-------- Data listing --------

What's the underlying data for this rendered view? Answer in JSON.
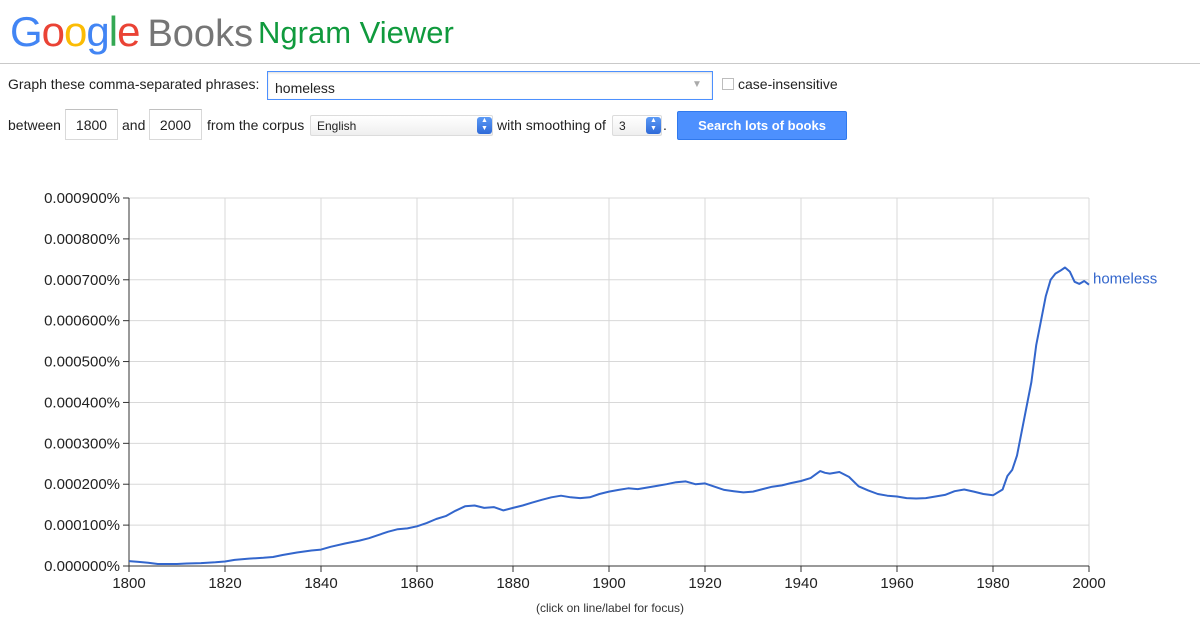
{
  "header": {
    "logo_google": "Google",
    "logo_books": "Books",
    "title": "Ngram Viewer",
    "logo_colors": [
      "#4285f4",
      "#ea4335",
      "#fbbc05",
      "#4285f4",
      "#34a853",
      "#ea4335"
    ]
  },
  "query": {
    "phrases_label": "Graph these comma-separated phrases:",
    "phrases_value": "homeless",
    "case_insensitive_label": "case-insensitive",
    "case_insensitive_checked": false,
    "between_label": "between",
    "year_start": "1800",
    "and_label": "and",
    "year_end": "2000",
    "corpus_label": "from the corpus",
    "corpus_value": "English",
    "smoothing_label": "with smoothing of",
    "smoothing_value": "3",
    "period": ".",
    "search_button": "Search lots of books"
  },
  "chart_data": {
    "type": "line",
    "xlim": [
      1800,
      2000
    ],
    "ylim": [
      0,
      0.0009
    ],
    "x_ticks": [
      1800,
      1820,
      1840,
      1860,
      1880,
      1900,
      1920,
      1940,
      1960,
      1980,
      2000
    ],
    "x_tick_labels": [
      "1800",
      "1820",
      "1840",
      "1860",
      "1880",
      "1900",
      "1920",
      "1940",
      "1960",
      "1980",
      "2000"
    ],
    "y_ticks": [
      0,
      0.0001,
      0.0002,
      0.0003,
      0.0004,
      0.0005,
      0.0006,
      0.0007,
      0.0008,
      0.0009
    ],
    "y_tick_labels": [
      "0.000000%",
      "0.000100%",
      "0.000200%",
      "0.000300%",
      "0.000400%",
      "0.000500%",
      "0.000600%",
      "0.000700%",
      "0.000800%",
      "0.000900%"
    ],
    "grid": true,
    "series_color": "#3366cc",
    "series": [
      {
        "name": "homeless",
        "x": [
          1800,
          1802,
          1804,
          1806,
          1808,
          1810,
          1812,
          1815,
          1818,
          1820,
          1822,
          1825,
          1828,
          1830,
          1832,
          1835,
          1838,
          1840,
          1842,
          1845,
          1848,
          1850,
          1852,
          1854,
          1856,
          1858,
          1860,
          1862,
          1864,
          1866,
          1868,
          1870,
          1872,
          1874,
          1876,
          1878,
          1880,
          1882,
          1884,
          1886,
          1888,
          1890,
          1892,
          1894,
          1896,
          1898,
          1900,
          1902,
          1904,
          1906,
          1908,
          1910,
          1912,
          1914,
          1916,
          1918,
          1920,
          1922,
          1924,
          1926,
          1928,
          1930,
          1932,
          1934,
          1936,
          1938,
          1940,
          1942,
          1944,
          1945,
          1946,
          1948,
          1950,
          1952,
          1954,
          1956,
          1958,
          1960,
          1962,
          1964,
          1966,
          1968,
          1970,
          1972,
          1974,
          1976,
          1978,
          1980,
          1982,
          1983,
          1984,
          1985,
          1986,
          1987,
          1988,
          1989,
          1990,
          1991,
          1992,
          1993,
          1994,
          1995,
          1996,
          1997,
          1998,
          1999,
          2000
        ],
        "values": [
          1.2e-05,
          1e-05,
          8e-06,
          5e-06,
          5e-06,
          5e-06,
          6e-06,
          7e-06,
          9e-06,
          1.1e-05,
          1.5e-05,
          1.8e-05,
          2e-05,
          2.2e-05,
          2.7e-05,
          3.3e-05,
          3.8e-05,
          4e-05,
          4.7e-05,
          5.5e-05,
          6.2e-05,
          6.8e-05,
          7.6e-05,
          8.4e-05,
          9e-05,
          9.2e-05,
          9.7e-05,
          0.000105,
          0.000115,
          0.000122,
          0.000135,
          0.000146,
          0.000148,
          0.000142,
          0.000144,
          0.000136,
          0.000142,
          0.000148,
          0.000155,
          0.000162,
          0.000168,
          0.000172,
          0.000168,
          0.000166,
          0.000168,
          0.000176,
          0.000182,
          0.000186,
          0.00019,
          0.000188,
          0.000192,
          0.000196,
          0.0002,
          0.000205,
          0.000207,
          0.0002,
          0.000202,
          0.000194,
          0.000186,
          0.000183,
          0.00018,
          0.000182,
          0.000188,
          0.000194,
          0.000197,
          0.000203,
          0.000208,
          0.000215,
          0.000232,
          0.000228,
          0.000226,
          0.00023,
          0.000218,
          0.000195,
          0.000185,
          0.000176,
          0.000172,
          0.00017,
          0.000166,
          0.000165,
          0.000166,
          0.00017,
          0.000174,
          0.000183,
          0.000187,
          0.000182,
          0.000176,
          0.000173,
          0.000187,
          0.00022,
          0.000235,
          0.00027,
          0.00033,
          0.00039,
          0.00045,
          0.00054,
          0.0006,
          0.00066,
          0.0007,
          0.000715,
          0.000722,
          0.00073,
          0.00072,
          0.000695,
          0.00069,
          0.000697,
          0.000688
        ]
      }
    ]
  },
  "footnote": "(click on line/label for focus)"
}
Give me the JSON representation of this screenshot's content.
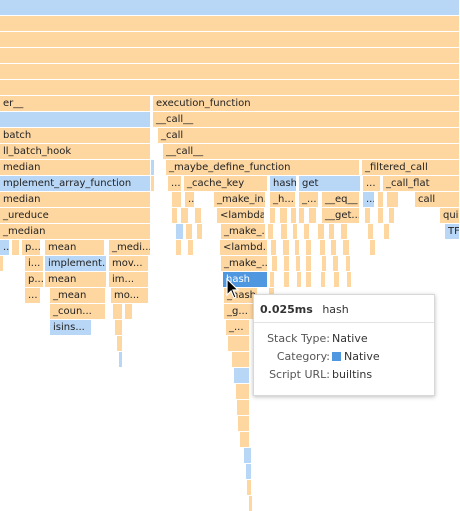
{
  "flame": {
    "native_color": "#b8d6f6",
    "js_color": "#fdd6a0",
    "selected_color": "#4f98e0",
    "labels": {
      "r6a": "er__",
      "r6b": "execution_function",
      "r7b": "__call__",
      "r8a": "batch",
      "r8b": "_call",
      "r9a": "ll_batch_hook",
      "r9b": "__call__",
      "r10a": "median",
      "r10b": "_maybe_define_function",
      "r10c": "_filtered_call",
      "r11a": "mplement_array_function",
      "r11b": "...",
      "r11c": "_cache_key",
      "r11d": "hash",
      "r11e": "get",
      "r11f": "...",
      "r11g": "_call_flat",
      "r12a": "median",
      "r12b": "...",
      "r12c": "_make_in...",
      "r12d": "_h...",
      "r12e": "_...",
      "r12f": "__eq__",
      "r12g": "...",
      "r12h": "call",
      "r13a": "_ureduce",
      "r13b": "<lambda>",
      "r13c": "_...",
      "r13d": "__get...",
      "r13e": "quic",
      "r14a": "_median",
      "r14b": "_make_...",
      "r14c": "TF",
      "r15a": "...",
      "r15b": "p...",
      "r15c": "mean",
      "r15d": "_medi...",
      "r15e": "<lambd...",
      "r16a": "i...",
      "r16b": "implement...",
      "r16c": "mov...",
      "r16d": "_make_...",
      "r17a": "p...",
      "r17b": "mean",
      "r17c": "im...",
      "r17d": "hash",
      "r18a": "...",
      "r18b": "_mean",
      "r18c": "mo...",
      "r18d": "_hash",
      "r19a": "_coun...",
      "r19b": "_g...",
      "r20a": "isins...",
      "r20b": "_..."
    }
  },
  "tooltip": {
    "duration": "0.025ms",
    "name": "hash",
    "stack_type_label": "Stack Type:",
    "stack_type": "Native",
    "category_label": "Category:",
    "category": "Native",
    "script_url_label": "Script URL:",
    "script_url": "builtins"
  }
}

--------
-------- Data listing --------

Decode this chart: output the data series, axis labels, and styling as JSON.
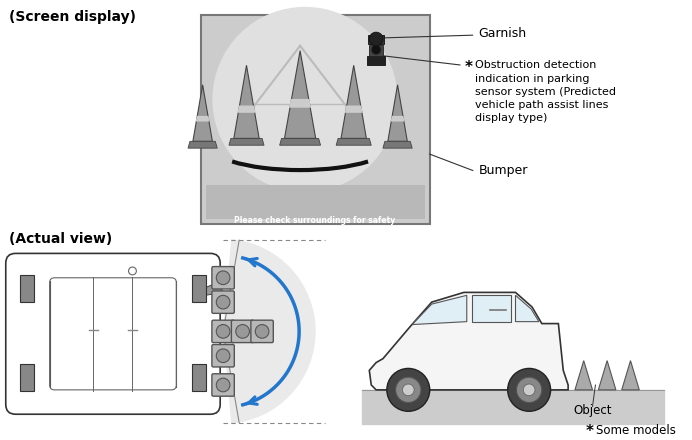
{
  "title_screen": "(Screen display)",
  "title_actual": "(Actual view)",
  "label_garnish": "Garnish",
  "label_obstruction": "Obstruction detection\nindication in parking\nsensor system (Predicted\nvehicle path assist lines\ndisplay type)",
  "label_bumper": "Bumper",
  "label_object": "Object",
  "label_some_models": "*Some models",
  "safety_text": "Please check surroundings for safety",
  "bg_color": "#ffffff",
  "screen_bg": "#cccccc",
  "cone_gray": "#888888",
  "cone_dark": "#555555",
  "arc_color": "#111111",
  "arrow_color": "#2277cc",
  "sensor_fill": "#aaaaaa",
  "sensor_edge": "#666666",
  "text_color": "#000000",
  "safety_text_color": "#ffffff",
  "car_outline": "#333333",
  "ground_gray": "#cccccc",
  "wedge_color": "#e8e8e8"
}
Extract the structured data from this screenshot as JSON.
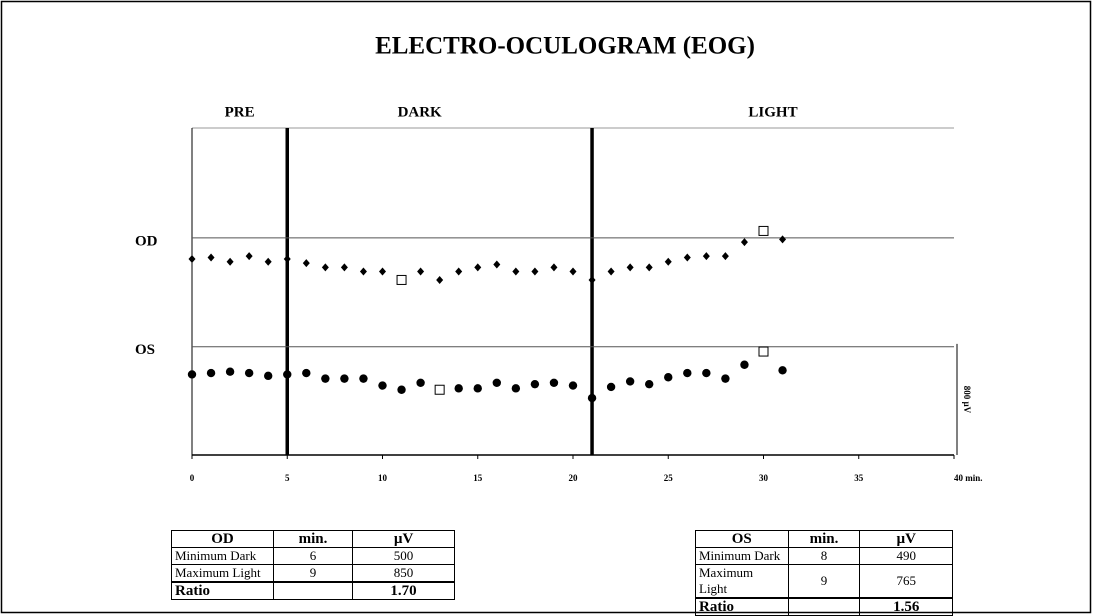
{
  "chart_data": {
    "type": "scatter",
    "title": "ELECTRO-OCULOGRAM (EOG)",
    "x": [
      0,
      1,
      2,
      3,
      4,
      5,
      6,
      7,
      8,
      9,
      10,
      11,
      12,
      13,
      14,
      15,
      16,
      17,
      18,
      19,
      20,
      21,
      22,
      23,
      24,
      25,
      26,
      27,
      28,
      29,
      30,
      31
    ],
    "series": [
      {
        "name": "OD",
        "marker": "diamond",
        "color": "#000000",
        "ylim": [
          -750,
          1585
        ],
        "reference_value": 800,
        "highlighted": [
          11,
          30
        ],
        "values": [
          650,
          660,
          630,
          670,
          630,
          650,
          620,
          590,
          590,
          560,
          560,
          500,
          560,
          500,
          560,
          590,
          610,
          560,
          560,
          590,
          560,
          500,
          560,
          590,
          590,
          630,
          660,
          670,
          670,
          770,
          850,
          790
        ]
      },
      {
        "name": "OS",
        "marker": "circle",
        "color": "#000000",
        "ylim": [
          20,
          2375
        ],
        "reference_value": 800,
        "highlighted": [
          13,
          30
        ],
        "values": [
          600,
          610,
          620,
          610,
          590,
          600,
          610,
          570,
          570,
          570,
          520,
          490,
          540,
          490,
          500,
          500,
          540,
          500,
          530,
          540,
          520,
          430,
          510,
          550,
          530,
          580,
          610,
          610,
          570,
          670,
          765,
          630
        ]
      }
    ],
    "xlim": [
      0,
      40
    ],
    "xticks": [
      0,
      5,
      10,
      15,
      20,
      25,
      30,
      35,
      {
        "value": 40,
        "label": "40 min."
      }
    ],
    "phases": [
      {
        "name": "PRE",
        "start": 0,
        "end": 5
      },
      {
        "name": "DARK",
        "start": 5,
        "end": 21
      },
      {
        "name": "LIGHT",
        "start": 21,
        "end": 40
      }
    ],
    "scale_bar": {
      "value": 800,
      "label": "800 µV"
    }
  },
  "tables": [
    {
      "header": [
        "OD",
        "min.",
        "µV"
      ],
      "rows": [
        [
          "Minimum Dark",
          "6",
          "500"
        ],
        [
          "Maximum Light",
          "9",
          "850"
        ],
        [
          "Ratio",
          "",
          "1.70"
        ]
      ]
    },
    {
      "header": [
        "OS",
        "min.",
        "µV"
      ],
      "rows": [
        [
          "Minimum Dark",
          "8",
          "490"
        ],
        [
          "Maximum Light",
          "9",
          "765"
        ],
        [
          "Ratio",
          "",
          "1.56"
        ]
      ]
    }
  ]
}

--------

Reproduce every line of the listing above in which the string "JSON" appears.

-- Written response --
What's the underlying data for this rendered view? Answer in JSON.
Give me the JSON representation of this screenshot's content.
Decode this chart: output the data series, axis labels, and styling as JSON.
Extract the structured data from this screenshot as JSON.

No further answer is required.